Aim — Copy each line of the entries beneath that contains the word "data".

Records shown —
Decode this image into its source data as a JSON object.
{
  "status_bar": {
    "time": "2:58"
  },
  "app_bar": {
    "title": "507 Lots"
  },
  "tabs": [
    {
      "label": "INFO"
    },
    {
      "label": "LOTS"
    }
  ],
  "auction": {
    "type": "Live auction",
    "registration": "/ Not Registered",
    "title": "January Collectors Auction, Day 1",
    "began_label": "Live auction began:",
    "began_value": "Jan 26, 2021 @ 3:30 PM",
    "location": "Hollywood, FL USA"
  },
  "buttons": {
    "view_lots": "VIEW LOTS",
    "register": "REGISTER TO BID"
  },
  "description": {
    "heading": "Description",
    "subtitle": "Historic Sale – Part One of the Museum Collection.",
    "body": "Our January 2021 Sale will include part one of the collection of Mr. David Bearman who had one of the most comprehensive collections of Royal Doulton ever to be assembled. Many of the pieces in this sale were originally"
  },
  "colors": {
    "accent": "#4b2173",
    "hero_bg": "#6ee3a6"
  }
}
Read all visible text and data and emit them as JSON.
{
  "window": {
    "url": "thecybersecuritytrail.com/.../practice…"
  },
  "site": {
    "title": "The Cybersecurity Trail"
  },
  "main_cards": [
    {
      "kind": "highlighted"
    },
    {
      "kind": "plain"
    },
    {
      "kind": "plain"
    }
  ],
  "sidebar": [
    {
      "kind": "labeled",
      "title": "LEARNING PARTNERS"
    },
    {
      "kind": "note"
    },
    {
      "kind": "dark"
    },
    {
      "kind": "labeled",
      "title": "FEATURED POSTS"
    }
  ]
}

* * *

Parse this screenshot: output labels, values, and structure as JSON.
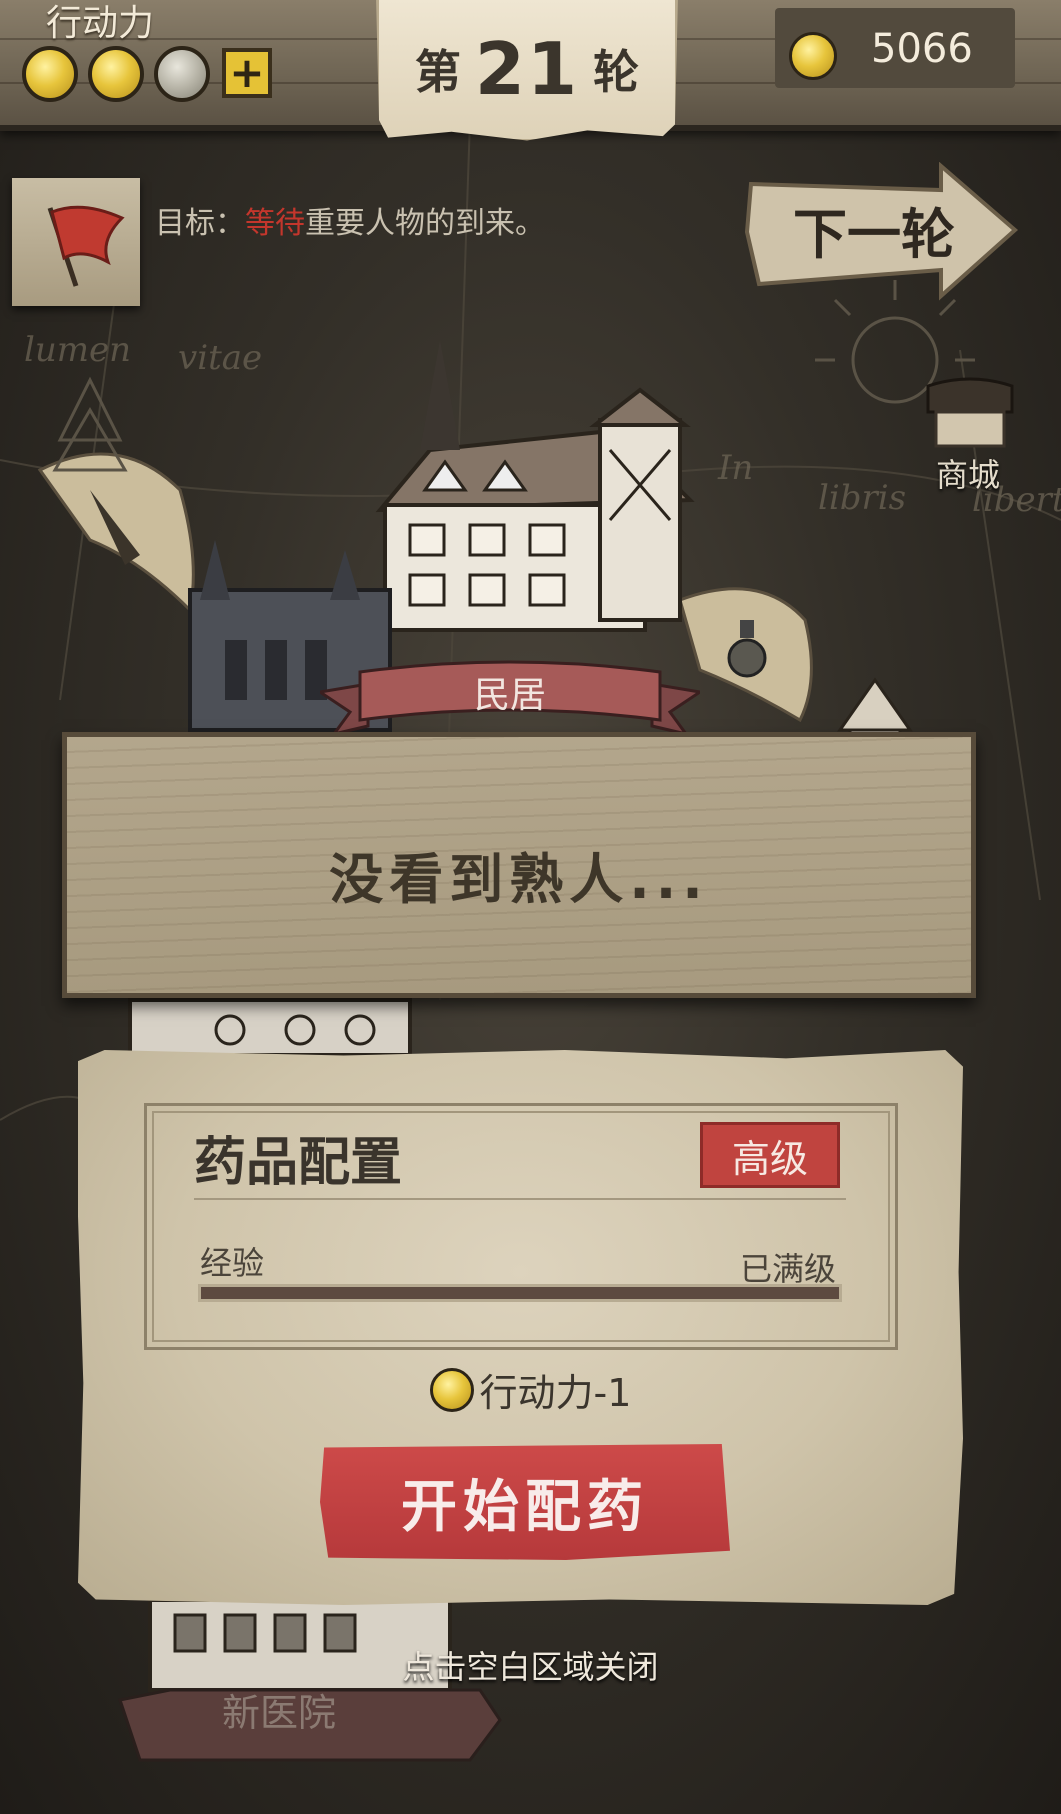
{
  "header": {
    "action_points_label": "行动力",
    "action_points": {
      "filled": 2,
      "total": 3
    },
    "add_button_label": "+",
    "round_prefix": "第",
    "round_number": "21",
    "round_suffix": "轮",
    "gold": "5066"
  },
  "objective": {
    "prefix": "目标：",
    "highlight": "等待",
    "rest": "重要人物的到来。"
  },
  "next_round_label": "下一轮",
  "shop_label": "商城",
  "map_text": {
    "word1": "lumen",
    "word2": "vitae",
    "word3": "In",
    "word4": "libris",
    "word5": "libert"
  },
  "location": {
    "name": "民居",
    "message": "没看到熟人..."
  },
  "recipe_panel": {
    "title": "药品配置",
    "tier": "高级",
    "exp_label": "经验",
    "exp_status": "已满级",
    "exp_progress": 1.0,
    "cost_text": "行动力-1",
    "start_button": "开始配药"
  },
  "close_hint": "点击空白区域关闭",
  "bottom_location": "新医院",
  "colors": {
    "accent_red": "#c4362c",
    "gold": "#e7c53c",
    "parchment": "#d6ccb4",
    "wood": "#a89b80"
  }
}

Output of the task —
Decode this image into its source data as a JSON object.
Read all visible text and data and emit them as JSON.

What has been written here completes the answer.